(Exercise directions)
Repeat each line of the material exactly.
*-*-*
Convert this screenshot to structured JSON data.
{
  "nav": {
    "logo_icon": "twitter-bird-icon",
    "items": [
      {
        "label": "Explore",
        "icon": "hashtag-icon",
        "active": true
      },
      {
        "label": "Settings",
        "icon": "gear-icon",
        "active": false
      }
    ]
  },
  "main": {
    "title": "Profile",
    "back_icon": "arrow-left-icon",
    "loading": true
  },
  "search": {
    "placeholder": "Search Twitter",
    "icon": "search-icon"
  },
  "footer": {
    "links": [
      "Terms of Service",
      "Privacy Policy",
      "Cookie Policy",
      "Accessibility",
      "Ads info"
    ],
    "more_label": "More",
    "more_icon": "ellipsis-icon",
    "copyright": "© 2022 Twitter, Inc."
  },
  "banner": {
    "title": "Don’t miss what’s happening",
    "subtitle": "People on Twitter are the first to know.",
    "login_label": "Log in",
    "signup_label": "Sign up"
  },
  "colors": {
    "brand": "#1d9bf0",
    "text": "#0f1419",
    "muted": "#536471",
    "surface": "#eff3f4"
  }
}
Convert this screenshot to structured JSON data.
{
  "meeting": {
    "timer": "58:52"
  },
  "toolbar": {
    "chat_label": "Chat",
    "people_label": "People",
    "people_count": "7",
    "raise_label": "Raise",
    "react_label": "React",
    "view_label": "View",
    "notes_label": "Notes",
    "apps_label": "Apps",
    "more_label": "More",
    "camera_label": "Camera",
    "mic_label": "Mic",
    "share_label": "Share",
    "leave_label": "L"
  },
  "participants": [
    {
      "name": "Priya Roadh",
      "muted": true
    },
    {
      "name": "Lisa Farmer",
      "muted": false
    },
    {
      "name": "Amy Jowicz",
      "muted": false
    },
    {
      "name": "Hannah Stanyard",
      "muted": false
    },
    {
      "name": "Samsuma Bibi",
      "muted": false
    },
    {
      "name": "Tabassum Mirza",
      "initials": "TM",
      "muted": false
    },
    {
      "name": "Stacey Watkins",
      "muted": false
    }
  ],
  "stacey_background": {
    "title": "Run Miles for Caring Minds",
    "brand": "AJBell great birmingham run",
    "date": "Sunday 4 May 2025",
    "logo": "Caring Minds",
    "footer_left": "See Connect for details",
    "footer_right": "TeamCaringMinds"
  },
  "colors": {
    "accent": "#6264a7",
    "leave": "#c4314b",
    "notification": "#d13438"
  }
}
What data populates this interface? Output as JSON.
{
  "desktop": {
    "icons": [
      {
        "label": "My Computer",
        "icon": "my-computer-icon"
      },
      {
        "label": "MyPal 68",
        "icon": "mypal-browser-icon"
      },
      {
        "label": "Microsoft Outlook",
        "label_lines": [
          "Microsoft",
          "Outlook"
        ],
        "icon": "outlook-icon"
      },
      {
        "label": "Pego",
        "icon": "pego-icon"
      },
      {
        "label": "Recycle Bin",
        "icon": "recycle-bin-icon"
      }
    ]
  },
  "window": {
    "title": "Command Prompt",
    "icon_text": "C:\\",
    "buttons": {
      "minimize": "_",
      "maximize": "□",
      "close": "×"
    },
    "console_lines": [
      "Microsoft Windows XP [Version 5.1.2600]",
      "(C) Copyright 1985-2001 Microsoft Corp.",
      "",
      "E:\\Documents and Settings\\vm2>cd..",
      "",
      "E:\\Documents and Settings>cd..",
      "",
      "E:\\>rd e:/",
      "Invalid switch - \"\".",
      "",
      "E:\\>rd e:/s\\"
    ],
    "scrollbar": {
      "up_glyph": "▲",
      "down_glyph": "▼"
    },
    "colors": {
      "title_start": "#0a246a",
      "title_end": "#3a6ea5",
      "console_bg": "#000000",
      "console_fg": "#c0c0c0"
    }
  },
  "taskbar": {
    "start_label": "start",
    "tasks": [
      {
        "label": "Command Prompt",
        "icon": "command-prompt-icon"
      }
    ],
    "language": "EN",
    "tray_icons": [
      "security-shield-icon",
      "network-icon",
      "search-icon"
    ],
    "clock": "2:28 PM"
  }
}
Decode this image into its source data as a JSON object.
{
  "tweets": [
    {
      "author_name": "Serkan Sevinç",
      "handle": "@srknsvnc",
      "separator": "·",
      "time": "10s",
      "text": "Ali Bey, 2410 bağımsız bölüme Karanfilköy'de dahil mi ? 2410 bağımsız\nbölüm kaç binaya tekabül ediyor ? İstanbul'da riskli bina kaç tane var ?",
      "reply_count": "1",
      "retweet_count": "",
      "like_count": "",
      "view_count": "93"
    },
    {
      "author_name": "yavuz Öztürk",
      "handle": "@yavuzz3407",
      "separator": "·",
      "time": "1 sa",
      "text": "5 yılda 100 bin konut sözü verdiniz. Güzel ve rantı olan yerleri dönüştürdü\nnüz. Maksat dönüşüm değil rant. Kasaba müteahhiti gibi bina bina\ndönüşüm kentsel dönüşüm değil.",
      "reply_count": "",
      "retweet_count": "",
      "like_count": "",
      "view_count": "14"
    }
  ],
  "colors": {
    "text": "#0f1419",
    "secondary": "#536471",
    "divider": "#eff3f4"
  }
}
*-*-*
(Output of the exercise)
Convert this screenshot to structured JSON data.
{
  "nav": {
    "logo_icon": "twitter-bird-icon",
    "items": [
      {
        "label": "Explore",
        "icon": "hashtag-icon",
        "active": true
      },
      {
        "label": "Settings",
        "icon": "gear-icon",
        "active": false
      }
    ]
  },
  "main": {
    "title": "Profile",
    "back_icon": "arrow-left-icon",
    "loading": true
  },
  "search": {
    "placeholder": "Search Twitter",
    "icon": "search-icon"
  },
  "footer": {
    "links": [
      "Terms of Service",
      "Privacy Policy",
      "Cookie Policy",
      "Accessibility",
      "Ads info"
    ],
    "more_label": "More",
    "more_icon": "ellipsis-icon",
    "copyright": "© 2022 Twitter, Inc."
  },
  "banner": {
    "title": "Don’t miss what’s happening",
    "subtitle": "People on Twitter are the first to know.",
    "login_label": "Log in",
    "signup_label": "Sign up"
  },
  "colors": {
    "brand": "#1d9bf0",
    "text": "#0f1419",
    "muted": "#536471",
    "surface": "#eff3f4"
  }
}
Convert this screenshot to structured JSON data.
{
  "meeting": {
    "timer": "58:52"
  },
  "toolbar": {
    "chat_label": "Chat",
    "people_label": "People",
    "people_count": "7",
    "raise_label": "Raise",
    "react_label": "React",
    "view_label": "View",
    "notes_label": "Notes",
    "apps_label": "Apps",
    "more_label": "More",
    "camera_label": "Camera",
    "mic_label": "Mic",
    "share_label": "Share",
    "leave_label": "L"
  },
  "participants": [
    {
      "name": "Priya Roadh",
      "muted": true
    },
    {
      "name": "Lisa Farmer",
      "muted": false
    },
    {
      "name": "Amy Jowicz",
      "muted": false
    },
    {
      "name": "Hannah Stanyard",
      "muted": false
    },
    {
      "name": "Samsuma Bibi",
      "muted": false
    },
    {
      "name": "Tabassum Mirza",
      "initials": "TM",
      "muted": false
    },
    {
      "name": "Stacey Watkins",
      "muted": false
    }
  ],
  "stacey_background": {
    "title": "Run Miles for Caring Minds",
    "brand": "AJBell great birmingham run",
    "date": "Sunday 4 May 2025",
    "logo": "Caring Minds",
    "footer_left": "See Connect for details",
    "footer_right": "TeamCaringMinds"
  },
  "colors": {
    "accent": "#6264a7",
    "leave": "#c4314b",
    "notification": "#d13438"
  }
}
What data populates this interface? Output as JSON.
{
  "desktop": {
    "icons": [
      {
        "label": "My Computer",
        "icon": "my-computer-icon"
      },
      {
        "label": "MyPal 68",
        "icon": "mypal-browser-icon"
      },
      {
        "label": "Microsoft Outlook",
        "label_lines": [
          "Microsoft",
          "Outlook"
        ],
        "icon": "outlook-icon"
      },
      {
        "label": "Pego",
        "icon": "pego-icon"
      },
      {
        "label": "Recycle Bin",
        "icon": "recycle-bin-icon"
      }
    ]
  },
  "window": {
    "title": "Command Prompt",
    "icon_text": "C:\\",
    "buttons": {
      "minimize": "_",
      "maximize": "□",
      "close": "×"
    },
    "console_lines": [
      "Microsoft Windows XP [Version 5.1.2600]",
      "(C) Copyright 1985-2001 Microsoft Corp.",
      "",
      "E:\\Documents and Settings\\vm2>cd..",
      "",
      "E:\\Documents and Settings>cd..",
      "",
      "E:\\>rd e:/",
      "Invalid switch - \"\".",
      "",
      "E:\\>rd e:/s\\"
    ],
    "scrollbar": {
      "up_glyph": "▲",
      "down_glyph": "▼"
    },
    "colors": {
      "title_start": "#0a246a",
      "title_end": "#3a6ea5",
      "console_bg": "#000000",
      "console_fg": "#c0c0c0"
    }
  },
  "taskbar": {
    "start_label": "start",
    "tasks": [
      {
        "label": "Command Prompt",
        "icon": "command-prompt-icon"
      }
    ],
    "language": "EN",
    "tray_icons": [
      "security-shield-icon",
      "network-icon",
      "search-icon"
    ],
    "clock": "2:28 PM"
  }
}
Decode this image into its source data as a JSON object.
{
  "tweets": [
    {
      "author_name": "Serkan Sevinç",
      "handle": "@srknsvnc",
      "separator": "·",
      "time": "10s",
      "text": "Ali Bey, 2410 bağımsız bölüme Karanfilköy'de dahil mi ? 2410 bağımsız\nbölüm kaç binaya tekabül ediyor ? İstanbul'da riskli bina kaç tane var ?",
      "reply_count": "1",
      "retweet_count": "",
      "like_count": "",
      "view_count": "93"
    },
    {
      "author_name": "yavuz Öztürk",
      "handle": "@yavuzz3407",
      "separator": "·",
      "time": "1 sa",
      "text": "5 yılda 100 bin konut sözü verdiniz. Güzel ve rantı olan yerleri dönüştürdü\nnüz. Maksat dönüşüm değil rant. Kasaba müteahhiti gibi bina bina\ndönüşüm kentsel dönüşüm değil.",
      "reply_count": "",
      "retweet_count": "",
      "like_count": "",
      "view_count": "14"
    }
  ],
  "colors": {
    "text": "#0f1419",
    "secondary": "#536471",
    "divider": "#eff3f4"
  }
}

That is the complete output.